# Page
----
But far more generally, you can always depend on our political ‘leaders’ (sic) to reduce our political discourse to the lowest possible level. The benchmark for which, this time, has probably been set by BJP MP from Pilibhit, Uttar Pradesh, and Union minister Maneka Gandhi, at a rally in Sultanpur’s Turab Khani village, where she informed her constituents that any Muslim voter who did not vote for her could forget about receiving her help in the future.
If that wasn’t enough, at another rally in Pilibhit a few days later, Gandhi chose to share her plan for a vote share-based distribution structure for developmental work in villages. She described an ‘ABCD’ categorisation based on which development work for villages would be continued. Those villages where BJP received 80% votes, they would fall under Category A; 60% votes, Category B; and so on.
----
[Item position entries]
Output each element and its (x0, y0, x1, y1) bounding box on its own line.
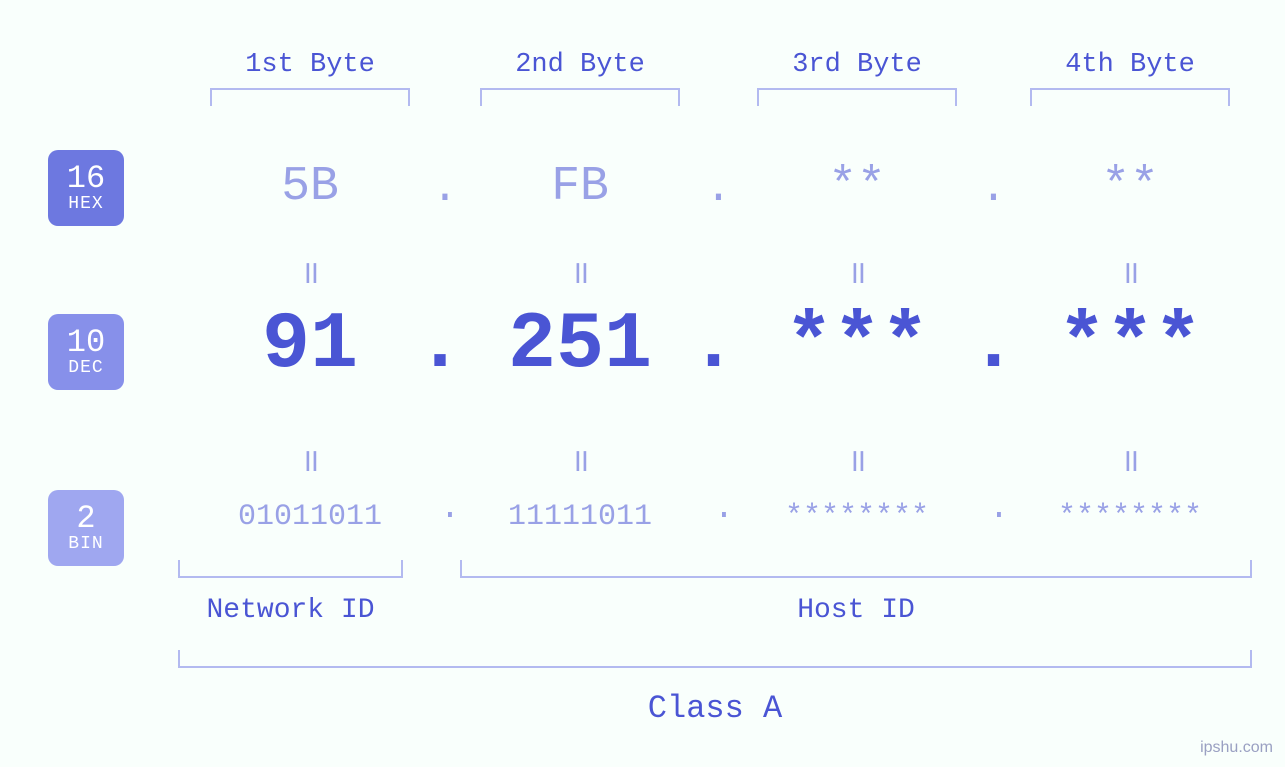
badge-bin: 2 BIN (48, 490, 124, 566)
byte-header-2: 2nd Byte (480, 50, 680, 80)
dec-byte-4: *** (1015, 300, 1245, 391)
eq-hex-dec-1: ॥ (210, 250, 410, 293)
top-bracket-4 (1030, 88, 1230, 106)
byte-header-3: 3rd Byte (757, 50, 957, 80)
dec-dot-2: . (660, 300, 767, 391)
hex-byte-3: ** (757, 160, 957, 214)
bin-byte-3: ******** (725, 500, 989, 534)
hex-byte-1: 5B (210, 160, 410, 214)
host-id-label: Host ID (460, 595, 1252, 626)
hex-dot-3: . (957, 164, 1030, 214)
badge-bin-num: 2 (76, 502, 95, 536)
dec-dot-1: . (385, 300, 495, 391)
byte-header-1: 1st Byte (210, 50, 410, 80)
eq-dec-bin-1: ॥ (210, 438, 410, 481)
badge-dec-label: DEC (68, 359, 103, 378)
eq-dec-bin-2: ॥ (480, 438, 680, 481)
host-id-bracket (460, 560, 1252, 578)
top-bracket-2 (480, 88, 680, 106)
eq-dec-bin-3: ॥ (757, 438, 957, 481)
eq-hex-dec-3: ॥ (757, 250, 957, 293)
network-id-label: Network ID (178, 595, 403, 626)
badge-dec-num: 10 (67, 326, 105, 360)
hex-dot-2: . (680, 164, 757, 214)
bin-byte-2: 11111011 (448, 500, 712, 534)
dec-dot-3: . (942, 300, 1045, 391)
top-bracket-3 (757, 88, 957, 106)
hex-byte-4: ** (1030, 160, 1230, 214)
hex-dot-1: . (410, 164, 480, 214)
badge-hex-label: HEX (68, 195, 103, 214)
bin-byte-4: ******** (998, 500, 1262, 534)
badge-hex: 16 HEX (48, 150, 124, 226)
bin-byte-1: 01011011 (178, 500, 442, 534)
hex-byte-2: FB (480, 160, 680, 214)
top-bracket-1 (210, 88, 410, 106)
badge-bin-label: BIN (68, 535, 103, 554)
dec-byte-3: *** (742, 300, 972, 391)
class-label: Class A (178, 690, 1252, 727)
bin-dot-1: . (420, 490, 480, 528)
eq-hex-dec-4: ॥ (1030, 250, 1230, 293)
bin-dot-2: . (694, 490, 754, 528)
byte-header-4: 4th Byte (1030, 50, 1230, 80)
bin-dot-3: . (969, 490, 1029, 528)
eq-dec-bin-4: ॥ (1030, 438, 1230, 481)
class-bracket (178, 650, 1252, 668)
watermark: ipshu.com (1200, 739, 1273, 757)
eq-hex-dec-2: ॥ (480, 250, 680, 293)
network-id-bracket (178, 560, 403, 578)
badge-hex-num: 16 (67, 162, 105, 196)
badge-dec: 10 DEC (48, 314, 124, 390)
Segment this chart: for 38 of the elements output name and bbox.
----
# Set problem 1
Summarize the passage on Maneka Gandhi's rally remarks in two sentences.
# Set problem 2
In the passage on Maneka Gandhi's rally remarks, what share of BJP votes would place a village in Category B?
# Set problem 3
Decide whether each statement agrees with the passage on Maneka Gandhi's rally remarks, answering yes or no and quoting the words that settle it.
(a) The rally in Turab Khani village took place in Sultanpur.
(b) Villages where the BJP received 80% of the votes would fall under Category B.
(c) The ABCD plan was shared at the same rally as the remark about Muslim voters.

# Answer 1
At a rally in Sultanpur's Turab Khani village, Union minister Maneka Gandhi told her constituents that any Muslim voter who did not vote for her could forget about receiving her help in the future. A few days later, at a rally in Pilibhit, she described an "ABCD" categorization that would decide development work for villages based on the share of votes the BJP received there.

# Answer 2
60% of the votes.

# Answer 3
(a) Yes: "at a rally in Sultanpur’s Turab Khani village"
(b) No: "Those villages where BJP received 80% votes, they would fall under Category A"
(c) No: "at another rally in Pilibhit a few days later"